**TASK GOAL:** Could you pick up the baseball forum thread below about nineteenth-century players and continue it from its last post?
::: EXCERPTED PASSAGE :::
Oops. Sorry. Flashback.

BCubb2003
03-26-2008, 02:27 PM
So how were Will White's peripherals?

RedsBaron
03-26-2008, 02:30 PM
Looks like that year ruined his arm. He never threw more than 578 innings in a year the rest of his career.

Wimp.

westofyou
03-26-2008, 02:30 PM
So how were Will White's peripherals?

H/9 BR/9 SO/9 BB/9 SO/BB
8.74 10.17 2.64 1.26 2.10

WMR
03-26-2008, 02:33 PM
Could any of those guys play the game professionally today, I wonder?

westofyou
03-26-2008, 02:35 PM
Could any of those guys play the game professionally today, I wonder?

Mike Kelly, Cap Anson... Monte Ward, Buck Ewing, Pete Browning, Dan Brouthers...

RedsBaron
03-26-2008, 02:36 PM
Could any of those guys play the game professionally today, I wonder?

No way. They're dead. ;)

George Anderson
03-26-2008, 02:36 PM
Could any of those guys play the game professionally today, I wonder?


Kinda reminds me of the thread a few months ago about how Bench and Rose would do in todays game. If the players from the 1800's had the same training regime and other things that todays players have, then I would say its very possible many of them could play today.

WMR
03-26-2008, 02:37 PM
Were those guys extraordinary athletes for their time or something?

WMR
03-26-2008, 02:37 PM
No way. They're dead. ;)

RIMSHOT.

:laugh:

WMR
03-26-2008, 02:40 PM
Kinda reminds me of the thread a few months ago about how Bench and Rose would do in todays game. If the players from the 1800's had the same training regime and other things that todays players have, then I would say its very possible many of them could play today.

Agree. I was kind of wondering if they could play today's game with their bodies/talent as they existed back then. That is the really intriguing question, IMO.

westofyou
03-26-2008, 02:45 PM
Guy on the right is Cap Anson 10 years after he retired.
::: SUPPLIED DATA :::
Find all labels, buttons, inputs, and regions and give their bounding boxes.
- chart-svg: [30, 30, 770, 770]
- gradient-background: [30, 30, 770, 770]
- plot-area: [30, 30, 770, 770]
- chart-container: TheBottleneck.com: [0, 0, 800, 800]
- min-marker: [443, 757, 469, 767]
:::
**YOUR RESPONSE:**
He's huge

http://memory.loc.gov/ndlpcoop/ichicdn/s0541/s054108.jpg

WMR
03-26-2008, 03:20 PM
Dang! :lol: How tall was he?

RedFanAlways1966
03-26-2008, 08:35 PM
Dang! :lol: How tall was he?

Listed at 6 foot, 227 pounds during his playing days. Goes to show you how short most men were back in those days... not all, but a lot of them were under 6 foot. woy said 10 years after he played which would have been around 1907.

savafan
03-26-2008, 08:44 PM
I think a more telling stat is that White started 75 of his team's 81 games, or 93%.

Chip R
03-26-2008, 09:22 PM
A few things about White from Redleg Journal:

White pitched in an era of underhanded delivery when the rules and strategy of the game were different from today. The pitching distance was 45 feet when White began his career, and was extended to 50 feet in 1881. Teams traditionally carried just one or two starting pitchers, and starters were expected to complete games. The style of pitching (underhand and sidearm) did not put as much stress on the arm as the overhand delivery which was not legalized until 1893. So it was not surprising that a pitcher from that era would dominate a club's career statistics in many categories, such as starts, complete games, innings pitched, and wins.

The rules and conditions of the time make it difficult to compare pitchers of that era with post 1900 hurlers, but it still took a pitcher of considerable talent to put up the numbers White accomplished. Compared to his contemporaries - and what fairer test is there? - White was one of the most dominating pitchers of his time.

The bespectacled White stood only 5 feet 9 inches, weighed 175 pounds and had the appearance of a school teacher or a preacher, rather than a major league hurler. But while White was not a dominating figure, he had stamina. He started and completed 75 games in 1879 and pitched 680 innings, marks that still lead the major league record books. He led the 1882 championship Reds with 40 wins, and led the league in wins, complete games and shutouts.

White suffered an arm injury in 1885, made only three starts in 1886 and retired. Five years later White earned a degree in opthamology and opened up a spectacle company near his home in Buffalo, New York. He died suddenly in 1911, suffering a heart attack while swimming.